Report how many lines of the listing below include the word "curve". Give nothing but the number.

begin STORED ROWS

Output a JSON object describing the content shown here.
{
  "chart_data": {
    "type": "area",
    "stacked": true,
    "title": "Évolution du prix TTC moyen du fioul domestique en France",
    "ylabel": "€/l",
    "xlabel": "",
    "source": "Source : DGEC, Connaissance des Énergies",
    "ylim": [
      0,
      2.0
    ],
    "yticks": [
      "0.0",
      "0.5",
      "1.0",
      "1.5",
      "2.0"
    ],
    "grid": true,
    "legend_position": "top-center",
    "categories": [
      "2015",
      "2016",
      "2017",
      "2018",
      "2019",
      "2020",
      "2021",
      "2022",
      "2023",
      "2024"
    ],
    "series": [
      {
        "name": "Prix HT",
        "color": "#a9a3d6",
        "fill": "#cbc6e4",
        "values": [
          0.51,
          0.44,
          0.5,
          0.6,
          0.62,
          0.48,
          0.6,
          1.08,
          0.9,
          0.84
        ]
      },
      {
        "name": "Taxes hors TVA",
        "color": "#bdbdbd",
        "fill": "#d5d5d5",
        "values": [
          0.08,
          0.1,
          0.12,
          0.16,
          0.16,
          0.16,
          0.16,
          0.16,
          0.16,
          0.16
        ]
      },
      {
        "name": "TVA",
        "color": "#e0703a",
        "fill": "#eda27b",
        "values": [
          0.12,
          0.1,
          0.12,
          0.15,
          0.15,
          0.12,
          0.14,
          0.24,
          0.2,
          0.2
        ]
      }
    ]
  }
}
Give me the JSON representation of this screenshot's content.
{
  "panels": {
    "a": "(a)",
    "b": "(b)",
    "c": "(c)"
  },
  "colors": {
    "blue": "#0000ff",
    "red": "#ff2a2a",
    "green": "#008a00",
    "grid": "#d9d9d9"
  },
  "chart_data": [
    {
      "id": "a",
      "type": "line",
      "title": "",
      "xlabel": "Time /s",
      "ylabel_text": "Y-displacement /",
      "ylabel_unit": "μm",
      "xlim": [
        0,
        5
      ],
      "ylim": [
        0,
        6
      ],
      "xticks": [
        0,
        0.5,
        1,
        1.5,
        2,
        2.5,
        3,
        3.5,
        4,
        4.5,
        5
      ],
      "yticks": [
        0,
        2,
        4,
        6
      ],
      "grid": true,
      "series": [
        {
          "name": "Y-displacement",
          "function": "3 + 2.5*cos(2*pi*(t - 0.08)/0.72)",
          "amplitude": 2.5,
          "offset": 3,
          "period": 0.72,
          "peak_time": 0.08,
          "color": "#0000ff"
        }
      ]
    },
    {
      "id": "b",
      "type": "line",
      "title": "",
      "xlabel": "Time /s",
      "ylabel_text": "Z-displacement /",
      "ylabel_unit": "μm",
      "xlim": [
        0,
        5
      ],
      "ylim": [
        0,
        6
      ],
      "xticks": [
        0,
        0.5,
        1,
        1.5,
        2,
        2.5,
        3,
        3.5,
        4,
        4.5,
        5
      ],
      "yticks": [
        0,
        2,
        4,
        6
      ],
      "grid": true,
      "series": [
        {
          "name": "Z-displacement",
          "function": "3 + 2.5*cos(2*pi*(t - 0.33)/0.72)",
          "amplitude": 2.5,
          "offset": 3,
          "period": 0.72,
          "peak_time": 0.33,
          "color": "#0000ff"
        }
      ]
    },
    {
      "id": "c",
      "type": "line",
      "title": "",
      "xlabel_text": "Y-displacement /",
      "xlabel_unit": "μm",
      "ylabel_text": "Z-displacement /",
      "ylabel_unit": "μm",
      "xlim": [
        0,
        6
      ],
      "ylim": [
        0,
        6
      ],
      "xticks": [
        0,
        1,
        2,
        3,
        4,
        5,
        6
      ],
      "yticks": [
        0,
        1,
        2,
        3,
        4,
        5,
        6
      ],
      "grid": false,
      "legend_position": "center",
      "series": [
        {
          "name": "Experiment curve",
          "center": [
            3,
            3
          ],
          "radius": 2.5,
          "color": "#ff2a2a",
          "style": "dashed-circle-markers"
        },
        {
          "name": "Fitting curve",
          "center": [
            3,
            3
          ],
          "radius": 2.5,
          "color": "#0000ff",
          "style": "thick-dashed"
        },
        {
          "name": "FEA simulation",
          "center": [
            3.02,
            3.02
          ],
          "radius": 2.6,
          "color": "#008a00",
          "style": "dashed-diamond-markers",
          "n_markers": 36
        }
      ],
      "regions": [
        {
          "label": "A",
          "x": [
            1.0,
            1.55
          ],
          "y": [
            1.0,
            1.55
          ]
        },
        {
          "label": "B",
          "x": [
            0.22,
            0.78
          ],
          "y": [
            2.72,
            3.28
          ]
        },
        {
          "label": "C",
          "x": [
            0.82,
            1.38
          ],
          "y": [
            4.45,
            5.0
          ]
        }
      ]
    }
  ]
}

end STORED ROWS

### FINAL ANSWER:
2